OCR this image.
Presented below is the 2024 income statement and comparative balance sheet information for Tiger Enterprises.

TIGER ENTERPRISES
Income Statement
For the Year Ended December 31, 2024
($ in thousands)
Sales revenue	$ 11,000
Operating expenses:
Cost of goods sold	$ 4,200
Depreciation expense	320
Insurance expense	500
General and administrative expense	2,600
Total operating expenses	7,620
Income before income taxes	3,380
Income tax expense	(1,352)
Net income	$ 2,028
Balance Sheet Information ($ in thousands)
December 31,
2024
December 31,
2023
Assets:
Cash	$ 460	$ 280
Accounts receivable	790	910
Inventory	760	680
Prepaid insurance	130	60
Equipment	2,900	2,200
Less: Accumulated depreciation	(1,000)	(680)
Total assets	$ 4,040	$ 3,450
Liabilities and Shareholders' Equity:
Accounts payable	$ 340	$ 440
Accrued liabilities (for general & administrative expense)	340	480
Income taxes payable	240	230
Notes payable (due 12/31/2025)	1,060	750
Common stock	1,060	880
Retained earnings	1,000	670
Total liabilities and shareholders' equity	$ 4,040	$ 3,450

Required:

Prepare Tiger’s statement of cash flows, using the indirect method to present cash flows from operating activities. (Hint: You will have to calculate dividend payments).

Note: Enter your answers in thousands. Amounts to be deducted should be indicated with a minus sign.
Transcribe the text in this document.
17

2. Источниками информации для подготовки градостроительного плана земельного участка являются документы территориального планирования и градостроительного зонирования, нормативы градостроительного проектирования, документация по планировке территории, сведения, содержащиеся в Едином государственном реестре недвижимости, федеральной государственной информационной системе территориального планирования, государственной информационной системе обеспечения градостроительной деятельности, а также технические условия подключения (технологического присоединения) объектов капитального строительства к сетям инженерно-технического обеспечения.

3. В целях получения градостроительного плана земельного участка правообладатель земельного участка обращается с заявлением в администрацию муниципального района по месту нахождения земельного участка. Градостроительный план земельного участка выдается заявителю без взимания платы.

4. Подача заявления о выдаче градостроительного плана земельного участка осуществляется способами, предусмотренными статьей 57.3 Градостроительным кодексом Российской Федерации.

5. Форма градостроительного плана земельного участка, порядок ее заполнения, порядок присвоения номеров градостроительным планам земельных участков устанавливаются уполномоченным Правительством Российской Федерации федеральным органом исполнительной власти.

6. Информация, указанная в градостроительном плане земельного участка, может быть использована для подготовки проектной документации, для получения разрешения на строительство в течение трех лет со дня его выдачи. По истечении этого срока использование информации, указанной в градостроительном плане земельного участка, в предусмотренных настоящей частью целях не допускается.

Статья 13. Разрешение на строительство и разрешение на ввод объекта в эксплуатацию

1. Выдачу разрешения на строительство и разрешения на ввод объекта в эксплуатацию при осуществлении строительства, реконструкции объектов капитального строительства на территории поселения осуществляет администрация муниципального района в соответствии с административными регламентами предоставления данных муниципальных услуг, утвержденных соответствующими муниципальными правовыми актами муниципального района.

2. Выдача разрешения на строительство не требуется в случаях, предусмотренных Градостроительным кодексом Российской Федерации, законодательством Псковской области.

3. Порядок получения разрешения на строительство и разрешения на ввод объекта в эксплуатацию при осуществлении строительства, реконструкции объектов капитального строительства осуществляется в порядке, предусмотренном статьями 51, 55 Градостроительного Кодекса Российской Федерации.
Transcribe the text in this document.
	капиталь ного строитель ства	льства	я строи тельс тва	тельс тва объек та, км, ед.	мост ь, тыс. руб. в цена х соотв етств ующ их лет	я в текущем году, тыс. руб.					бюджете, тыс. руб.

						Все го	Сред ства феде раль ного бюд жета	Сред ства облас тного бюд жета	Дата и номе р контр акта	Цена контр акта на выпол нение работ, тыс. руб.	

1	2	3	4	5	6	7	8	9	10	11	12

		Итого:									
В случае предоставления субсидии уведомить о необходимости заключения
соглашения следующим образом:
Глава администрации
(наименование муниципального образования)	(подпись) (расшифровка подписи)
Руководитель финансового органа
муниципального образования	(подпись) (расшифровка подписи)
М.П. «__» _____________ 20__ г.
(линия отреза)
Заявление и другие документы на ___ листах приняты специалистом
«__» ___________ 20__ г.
------
• Exercise: Give back the whole listing, word for word.

• Reply to the task:
OCR this image.
Presented below is the 2024 income statement and comparative balance sheet information for Tiger Enterprises.

TIGER ENTERPRISES
Income Statement
For the Year Ended December 31, 2024
($ in thousands)
Sales revenue	$ 11,000
Operating expenses:
Cost of goods sold	$ 4,200
Depreciation expense	320
Insurance expense	500
General and administrative expense	2,600
Total operating expenses	7,620
Income before income taxes	3,380
Income tax expense	(1,352)
Net income	$ 2,028
Balance Sheet Information ($ in thousands)
December 31,
2024
December 31,
2023
Assets:
Cash	$ 460	$ 280
Accounts receivable	790	910
Inventory	760	680
Prepaid insurance	130	60
Equipment	2,900	2,200
Less: Accumulated depreciation	(1,000)	(680)
Total assets	$ 4,040	$ 3,450
Liabilities and Shareholders' Equity:
Accounts payable	$ 340	$ 440
Accrued liabilities (for general & administrative expense)	340	480
Income taxes payable	240	230
Notes payable (due 12/31/2025)	1,060	750
Common stock	1,060	880
Retained earnings	1,000	670
Total liabilities and shareholders' equity	$ 4,040	$ 3,450

Required:

Prepare Tiger’s statement of cash flows, using the indirect method to present cash flows from operating activities. (Hint: You will have to calculate dividend payments).

Note: Enter your answers in thousands. Amounts to be deducted should be indicated with a minus sign.
Transcribe the text in this document.
17

2. Источниками информации для подготовки градостроительного плана земельного участка являются документы территориального планирования и градостроительного зонирования, нормативы градостроительного проектирования, документация по планировке территории, сведения, содержащиеся в Едином государственном реестре недвижимости, федеральной государственной информационной системе территориального планирования, государственной информационной системе обеспечения градостроительной деятельности, а также технические условия подключения (технологического присоединения) объектов капитального строительства к сетям инженерно-технического обеспечения.

3. В целях получения градостроительного плана земельного участка правообладатель земельного участка обращается с заявлением в администрацию муниципального района по месту нахождения земельного участка. Градостроительный план земельного участка выдается заявителю без взимания платы.

4. Подача заявления о выдаче градостроительного плана земельного участка осуществляется способами, предусмотренными статьей 57.3 Градостроительным кодексом Российской Федерации.

5. Форма градостроительного плана земельного участка, порядок ее заполнения, порядок присвоения номеров градостроительным планам земельных участков устанавливаются уполномоченным Правительством Российской Федерации федеральным органом исполнительной власти.

6. Информация, указанная в градостроительном плане земельного участка, может быть использована для подготовки проектной документации, для получения разрешения на строительство в течение трех лет со дня его выдачи. По истечении этого срока использование информации, указанной в градостроительном плане земельного участка, в предусмотренных настоящей частью целях не допускается.

Статья 13. Разрешение на строительство и разрешение на ввод объекта в эксплуатацию

1. Выдачу разрешения на строительство и разрешения на ввод объекта в эксплуатацию при осуществлении строительства, реконструкции объектов капитального строительства на территории поселения осуществляет администрация муниципального района в соответствии с административными регламентами предоставления данных муниципальных услуг, утвержденных соответствующими муниципальными правовыми актами муниципального района.

2. Выдача разрешения на строительство не требуется в случаях, предусмотренных Градостроительным кодексом Российской Федерации, законодательством Псковской области.

3. Порядок получения разрешения на строительство и разрешения на ввод объекта в эксплуатацию при осуществлении строительства, реконструкции объектов капитального строительства осуществляется в порядке, предусмотренном статьями 51, 55 Градостроительного Кодекса Российской Федерации.
Transcribe the text in this document.
	капиталь ного строитель ства	льства	я строи тельс тва	тельс тва объек та, км, ед.	мост ь, тыс. руб. в цена х соотв етств ующ их лет	я в текущем году, тыс. руб.					бюджете, тыс. руб.

						Все го	Сред ства феде раль ного бюд жета	Сред ства облас тного бюд жета	Дата и номе р контр акта	Цена контр акта на выпол нение работ, тыс. руб.	

1	2	3	4	5	6	7	8	9	10	11	12

		Итого:									
В случае предоставления субсидии уведомить о необходимости заключения
соглашения следующим образом:
Глава администрации
(наименование муниципального образования)	(подпись) (расшифровка подписи)
Руководитель финансового органа
муниципального образования	(подпись) (расшифровка подписи)
М.П. «__» _____________ 20__ г.
(линия отреза)
Заявление и другие документы на ___ листах приняты специалистом
«__» ___________ 20__ г.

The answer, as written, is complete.